#### The problem
Write out exactly the lines from the one containing "Type out the text in this image." through the last line of the records below, including both.

— Start of Extracted records —

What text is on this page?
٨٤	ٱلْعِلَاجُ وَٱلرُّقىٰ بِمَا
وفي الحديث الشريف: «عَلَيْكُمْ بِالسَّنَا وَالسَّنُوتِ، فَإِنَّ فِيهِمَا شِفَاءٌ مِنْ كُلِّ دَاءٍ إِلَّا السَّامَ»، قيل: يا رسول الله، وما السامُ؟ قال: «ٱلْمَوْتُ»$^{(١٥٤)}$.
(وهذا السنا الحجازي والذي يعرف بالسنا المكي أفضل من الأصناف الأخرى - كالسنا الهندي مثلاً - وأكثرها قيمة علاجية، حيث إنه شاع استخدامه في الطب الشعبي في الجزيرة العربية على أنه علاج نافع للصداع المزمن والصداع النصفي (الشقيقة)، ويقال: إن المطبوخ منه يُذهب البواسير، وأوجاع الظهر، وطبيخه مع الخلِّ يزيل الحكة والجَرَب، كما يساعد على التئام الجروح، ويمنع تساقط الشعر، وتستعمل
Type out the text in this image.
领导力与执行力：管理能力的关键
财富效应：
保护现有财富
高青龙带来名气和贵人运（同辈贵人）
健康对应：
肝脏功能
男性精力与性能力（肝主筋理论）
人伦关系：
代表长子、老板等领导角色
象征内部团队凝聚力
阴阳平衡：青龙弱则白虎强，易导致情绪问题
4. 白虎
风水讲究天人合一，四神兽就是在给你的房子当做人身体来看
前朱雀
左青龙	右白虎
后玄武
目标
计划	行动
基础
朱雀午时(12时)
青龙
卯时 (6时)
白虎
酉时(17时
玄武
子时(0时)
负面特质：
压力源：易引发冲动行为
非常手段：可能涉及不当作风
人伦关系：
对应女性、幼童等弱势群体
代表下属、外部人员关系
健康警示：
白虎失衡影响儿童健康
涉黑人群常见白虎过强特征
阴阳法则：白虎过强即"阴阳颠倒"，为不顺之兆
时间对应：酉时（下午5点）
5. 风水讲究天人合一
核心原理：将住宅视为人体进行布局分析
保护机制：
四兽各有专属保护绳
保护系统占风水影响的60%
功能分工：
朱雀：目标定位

— End of Extracted records —

#### Result
Type out the text in this image.
领导力与执行力：管理能力的关键
财富效应：
保护现有财富
高青龙带来名气和贵人运（同辈贵人）
健康对应：
肝脏功能
男性精力与性能力（肝主筋理论）
人伦关系：
代表长子、老板等领导角色
象征内部团队凝聚力
阴阳平衡：青龙弱则白虎强，易导致情绪问题
4. 白虎
风水讲究天人合一，四神兽就是在给你的房子当做人身体来看
前朱雀
左青龙	右白虎
后玄武
目标
计划	行动
基础
朱雀午时(12时)
青龙
卯时 (6时)
白虎
酉时(17时
玄武
子时(0时)
负面特质：
压力源：易引发冲动行为
非常手段：可能涉及不当作风
人伦关系：
对应女性、幼童等弱势群体
代表下属、外部人员关系
健康警示：
白虎失衡影响儿童健康
涉黑人群常见白虎过强特征
阴阳法则：白虎过强即"阴阳颠倒"，为不顺之兆
时间对应：酉时（下午5点）
5. 风水讲究天人合一
核心原理：将住宅视为人体进行布局分析
保护机制：
四兽各有专属保护绳
保护系统占风水影响的60%
功能分工：
朱雀：目标定位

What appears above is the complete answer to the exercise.